##### Supplied information #####

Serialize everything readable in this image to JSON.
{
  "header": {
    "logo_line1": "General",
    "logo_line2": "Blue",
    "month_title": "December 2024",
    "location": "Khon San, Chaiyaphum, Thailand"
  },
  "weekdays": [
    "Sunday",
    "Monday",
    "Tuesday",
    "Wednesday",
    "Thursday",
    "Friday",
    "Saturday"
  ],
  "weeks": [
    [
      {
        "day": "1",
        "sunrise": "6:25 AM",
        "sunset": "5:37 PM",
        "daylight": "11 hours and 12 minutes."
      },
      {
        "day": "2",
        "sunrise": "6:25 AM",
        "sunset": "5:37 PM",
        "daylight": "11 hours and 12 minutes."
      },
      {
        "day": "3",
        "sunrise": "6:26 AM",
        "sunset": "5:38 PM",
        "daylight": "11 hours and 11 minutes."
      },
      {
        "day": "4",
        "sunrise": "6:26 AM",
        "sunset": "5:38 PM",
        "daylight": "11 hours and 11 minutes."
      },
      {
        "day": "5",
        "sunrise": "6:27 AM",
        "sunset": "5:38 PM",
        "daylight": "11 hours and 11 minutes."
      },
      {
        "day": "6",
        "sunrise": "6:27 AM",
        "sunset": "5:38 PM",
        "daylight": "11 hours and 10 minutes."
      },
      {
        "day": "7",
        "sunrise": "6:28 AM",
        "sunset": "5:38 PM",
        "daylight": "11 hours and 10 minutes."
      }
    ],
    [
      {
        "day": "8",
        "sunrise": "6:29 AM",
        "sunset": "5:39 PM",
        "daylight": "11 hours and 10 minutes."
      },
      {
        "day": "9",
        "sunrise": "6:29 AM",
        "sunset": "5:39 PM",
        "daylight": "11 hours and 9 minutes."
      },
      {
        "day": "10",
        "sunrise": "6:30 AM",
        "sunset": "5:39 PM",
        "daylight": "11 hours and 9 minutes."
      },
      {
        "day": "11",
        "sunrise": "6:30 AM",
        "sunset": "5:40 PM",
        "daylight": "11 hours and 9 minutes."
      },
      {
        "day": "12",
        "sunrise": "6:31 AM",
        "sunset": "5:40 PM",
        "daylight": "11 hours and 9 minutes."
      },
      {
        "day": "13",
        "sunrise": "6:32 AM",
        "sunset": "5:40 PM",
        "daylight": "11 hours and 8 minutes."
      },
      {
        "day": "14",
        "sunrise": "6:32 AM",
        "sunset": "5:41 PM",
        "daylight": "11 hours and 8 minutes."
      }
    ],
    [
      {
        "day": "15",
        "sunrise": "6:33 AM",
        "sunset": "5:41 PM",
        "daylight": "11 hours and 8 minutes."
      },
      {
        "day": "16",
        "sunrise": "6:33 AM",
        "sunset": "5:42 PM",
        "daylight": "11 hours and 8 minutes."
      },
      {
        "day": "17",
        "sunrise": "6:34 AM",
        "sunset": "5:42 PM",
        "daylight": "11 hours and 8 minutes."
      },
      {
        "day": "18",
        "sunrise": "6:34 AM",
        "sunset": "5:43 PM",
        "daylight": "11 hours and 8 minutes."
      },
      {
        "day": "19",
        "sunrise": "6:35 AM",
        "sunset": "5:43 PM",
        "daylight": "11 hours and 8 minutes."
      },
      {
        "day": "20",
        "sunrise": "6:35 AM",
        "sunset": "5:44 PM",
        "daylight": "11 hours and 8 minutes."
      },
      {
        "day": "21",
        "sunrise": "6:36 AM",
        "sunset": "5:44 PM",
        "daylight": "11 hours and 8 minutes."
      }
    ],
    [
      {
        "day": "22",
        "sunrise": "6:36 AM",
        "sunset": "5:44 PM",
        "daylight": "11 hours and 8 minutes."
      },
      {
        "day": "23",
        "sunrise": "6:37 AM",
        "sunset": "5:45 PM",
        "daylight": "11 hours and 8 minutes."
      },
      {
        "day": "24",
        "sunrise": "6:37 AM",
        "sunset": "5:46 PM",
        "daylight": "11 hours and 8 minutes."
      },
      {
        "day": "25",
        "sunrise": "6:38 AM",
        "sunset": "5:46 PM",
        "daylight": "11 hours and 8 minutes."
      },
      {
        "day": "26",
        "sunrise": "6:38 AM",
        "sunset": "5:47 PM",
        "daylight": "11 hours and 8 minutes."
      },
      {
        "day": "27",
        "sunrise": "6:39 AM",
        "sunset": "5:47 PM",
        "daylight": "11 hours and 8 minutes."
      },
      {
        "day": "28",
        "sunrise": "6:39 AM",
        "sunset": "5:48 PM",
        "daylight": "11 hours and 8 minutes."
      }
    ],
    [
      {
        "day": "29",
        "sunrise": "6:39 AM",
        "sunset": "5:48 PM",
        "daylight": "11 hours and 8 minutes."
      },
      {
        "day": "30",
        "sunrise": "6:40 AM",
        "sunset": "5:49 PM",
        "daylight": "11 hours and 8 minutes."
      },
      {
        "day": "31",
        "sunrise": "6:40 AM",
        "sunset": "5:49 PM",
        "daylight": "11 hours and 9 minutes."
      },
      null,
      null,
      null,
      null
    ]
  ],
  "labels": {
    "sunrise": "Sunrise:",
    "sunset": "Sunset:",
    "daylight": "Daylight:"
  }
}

#####

Instructions for the task: Return the lines above exactly, keeping every word.

Written solution:
Serialize everything readable in this image to JSON.
{
  "header": {
    "logo_line1": "General",
    "logo_line2": "Blue",
    "month_title": "December 2024",
    "location": "Khon San, Chaiyaphum, Thailand"
  },
  "weekdays": [
    "Sunday",
    "Monday",
    "Tuesday",
    "Wednesday",
    "Thursday",
    "Friday",
    "Saturday"
  ],
  "weeks": [
    [
      {
        "day": "1",
        "sunrise": "6:25 AM",
        "sunset": "5:37 PM",
        "daylight": "11 hours and 12 minutes."
      },
      {
        "day": "2",
        "sunrise": "6:25 AM",
        "sunset": "5:37 PM",
        "daylight": "11 hours and 12 minutes."
      },
      {
        "day": "3",
        "sunrise": "6:26 AM",
        "sunset": "5:38 PM",
        "daylight": "11 hours and 11 minutes."
      },
      {
        "day": "4",
        "sunrise": "6:26 AM",
        "sunset": "5:38 PM",
        "daylight": "11 hours and 11 minutes."
      },
      {
        "day": "5",
        "sunrise": "6:27 AM",
        "sunset": "5:38 PM",
        "daylight": "11 hours and 11 minutes."
      },
      {
        "day": "6",
        "sunrise": "6:27 AM",
        "sunset": "5:38 PM",
        "daylight": "11 hours and 10 minutes."
      },
      {
        "day": "7",
        "sunrise": "6:28 AM",
        "sunset": "5:38 PM",
        "daylight": "11 hours and 10 minutes."
      }
    ],
    [
      {
        "day": "8",
        "sunrise": "6:29 AM",
        "sunset": "5:39 PM",
        "daylight": "11 hours and 10 minutes."
      },
      {
        "day": "9",
        "sunrise": "6:29 AM",
        "sunset": "5:39 PM",
        "daylight": "11 hours and 9 minutes."
      },
      {
        "day": "10",
        "sunrise": "6:30 AM",
        "sunset": "5:39 PM",
        "daylight": "11 hours and 9 minutes."
      },
      {
        "day": "11",
        "sunrise": "6:30 AM",
        "sunset": "5:40 PM",
        "daylight": "11 hours and 9 minutes."
      },
      {
        "day": "12",
        "sunrise": "6:31 AM",
        "sunset": "5:40 PM",
        "daylight": "11 hours and 9 minutes."
      },
      {
        "day": "13",
        "sunrise": "6:32 AM",
        "sunset": "5:40 PM",
        "daylight": "11 hours and 8 minutes."
      },
      {
        "day": "14",
        "sunrise": "6:32 AM",
        "sunset": "5:41 PM",
        "daylight": "11 hours and 8 minutes."
      }
    ],
    [
      {
        "day": "15",
        "sunrise": "6:33 AM",
        "sunset": "5:41 PM",
        "daylight": "11 hours and 8 minutes."
      },
      {
        "day": "16",
        "sunrise": "6:33 AM",
        "sunset": "5:42 PM",
        "daylight": "11 hours and 8 minutes."
      },
      {
        "day": "17",
        "sunrise": "6:34 AM",
        "sunset": "5:42 PM",
        "daylight": "11 hours and 8 minutes."
      },
      {
        "day": "18",
        "sunrise": "6:34 AM",
        "sunset": "5:43 PM",
        "daylight": "11 hours and 8 minutes."
      },
      {
        "day": "19",
        "sunrise": "6:35 AM",
        "sunset": "5:43 PM",
        "daylight": "11 hours and 8 minutes."
      },
      {
        "day": "20",
        "sunrise": "6:35 AM",
        "sunset": "5:44 PM",
        "daylight": "11 hours and 8 minutes."
      },
      {
        "day": "21",
        "sunrise": "6:36 AM",
        "sunset": "5:44 PM",
        "daylight": "11 hours and 8 minutes."
      }
    ],
    [
      {
        "day": "22",
        "sunrise": "6:36 AM",
        "sunset": "5:44 PM",
        "daylight": "11 hours and 8 minutes."
      },
      {
        "day": "23",
        "sunrise": "6:37 AM",
        "sunset": "5:45 PM",
        "daylight": "11 hours and 8 minutes."
      },
      {
        "day": "24",
        "sunrise": "6:37 AM",
        "sunset": "5:46 PM",
        "daylight": "11 hours and 8 minutes."
      },
      {
        "day": "25",
        "sunrise": "6:38 AM",
        "sunset": "5:46 PM",
        "daylight": "11 hours and 8 minutes."
      },
      {
        "day": "26",
        "sunrise": "6:38 AM",
        "sunset": "5:47 PM",
        "daylight": "11 hours and 8 minutes."
      },
      {
        "day": "27",
        "sunrise": "6:39 AM",
        "sunset": "5:47 PM",
        "daylight": "11 hours and 8 minutes."
      },
      {
        "day": "28",
        "sunrise": "6:39 AM",
        "sunset": "5:48 PM",
        "daylight": "11 hours and 8 minutes."
      }
    ],
    [
      {
        "day": "29",
        "sunrise": "6:39 AM",
        "sunset": "5:48 PM",
        "daylight": "11 hours and 8 minutes."
      },
      {
        "day": "30",
        "sunrise": "6:40 AM",
        "sunset": "5:49 PM",
        "daylight": "11 hours and 8 minutes."
      },
      {
        "day": "31",
        "sunrise": "6:40 AM",
        "sunset": "5:49 PM",
        "daylight": "11 hours and 9 minutes."
      },
      null,
      null,
      null,
      null
    ]
  ],
  "labels": {
    "sunrise": "Sunrise:",
    "sunset": "Sunset:",
    "daylight": "Daylight:"
  }
}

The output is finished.